What to work on: Pull each line holding the word "delivery" from the data.

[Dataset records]
* * * * * * *
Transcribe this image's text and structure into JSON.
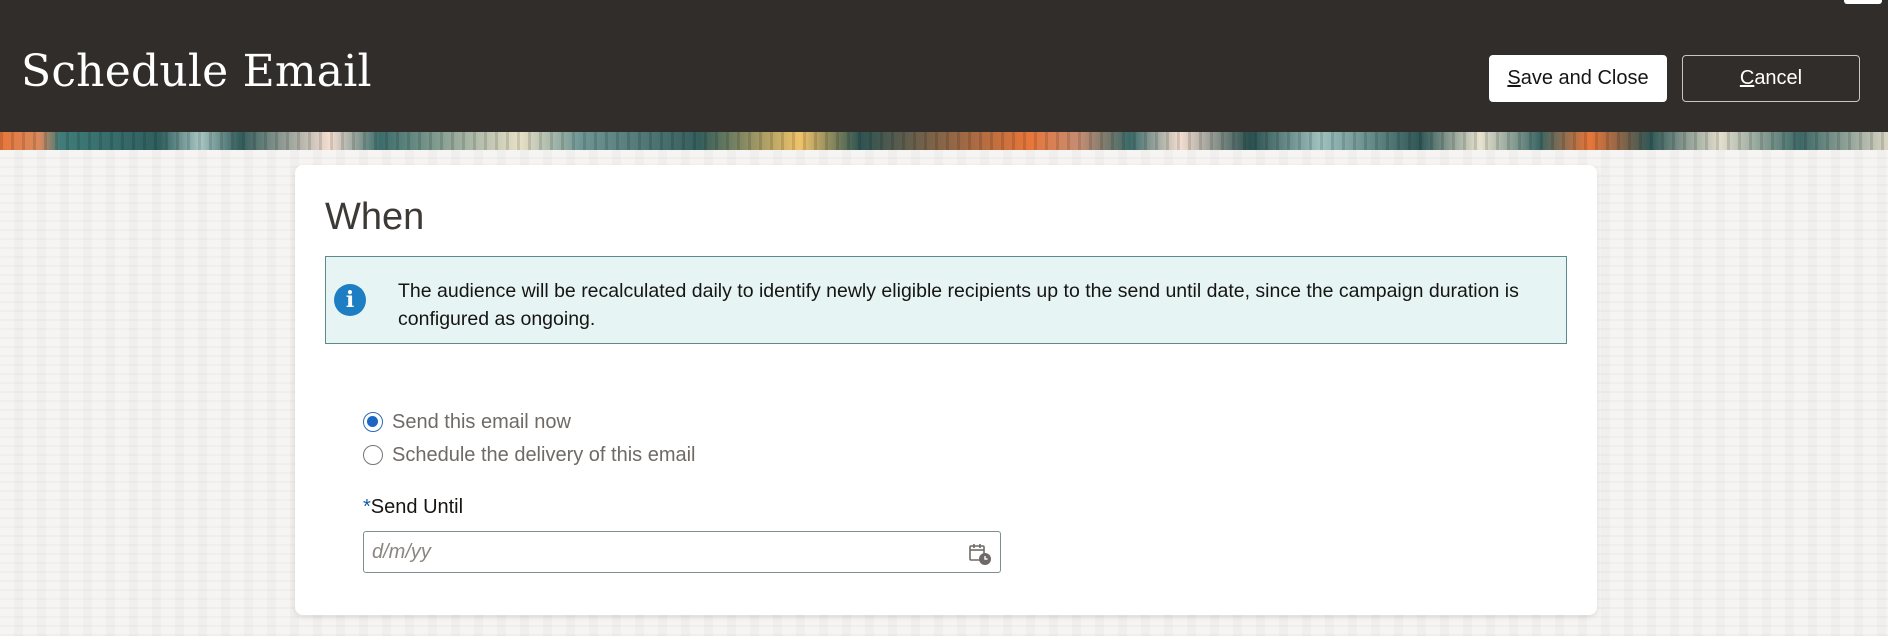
{
  "header": {
    "title": "Schedule Email",
    "save_close": {
      "access_key": "S",
      "rest": "ave and Close"
    },
    "cancel": {
      "access_key": "C",
      "rest": "ancel"
    }
  },
  "section": {
    "title": "When",
    "info_icon": "info-icon",
    "info_message": "The audience will be recalculated daily to identify newly eligible recipients up to the send until date, since the campaign duration is configured as ongoing."
  },
  "delivery": {
    "options": [
      {
        "label": "Send this email now",
        "selected": true
      },
      {
        "label": "Schedule the delivery of this email",
        "selected": false
      }
    ]
  },
  "send_until": {
    "required_marker": "*",
    "label": "Send Until",
    "value": "",
    "placeholder": "d/m/yy",
    "icon": "calendar-clock-icon"
  },
  "colors": {
    "header_bg": "#312d2a",
    "info_bg": "#e6f4f4",
    "info_icon": "#1e7ec4",
    "radio_selected": "#1a66c2",
    "required_marker": "#0f5ba6"
  }
}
* * * * * * *
Response to the task:
  "delivery": {
        "label": "Schedule the delivery of this email",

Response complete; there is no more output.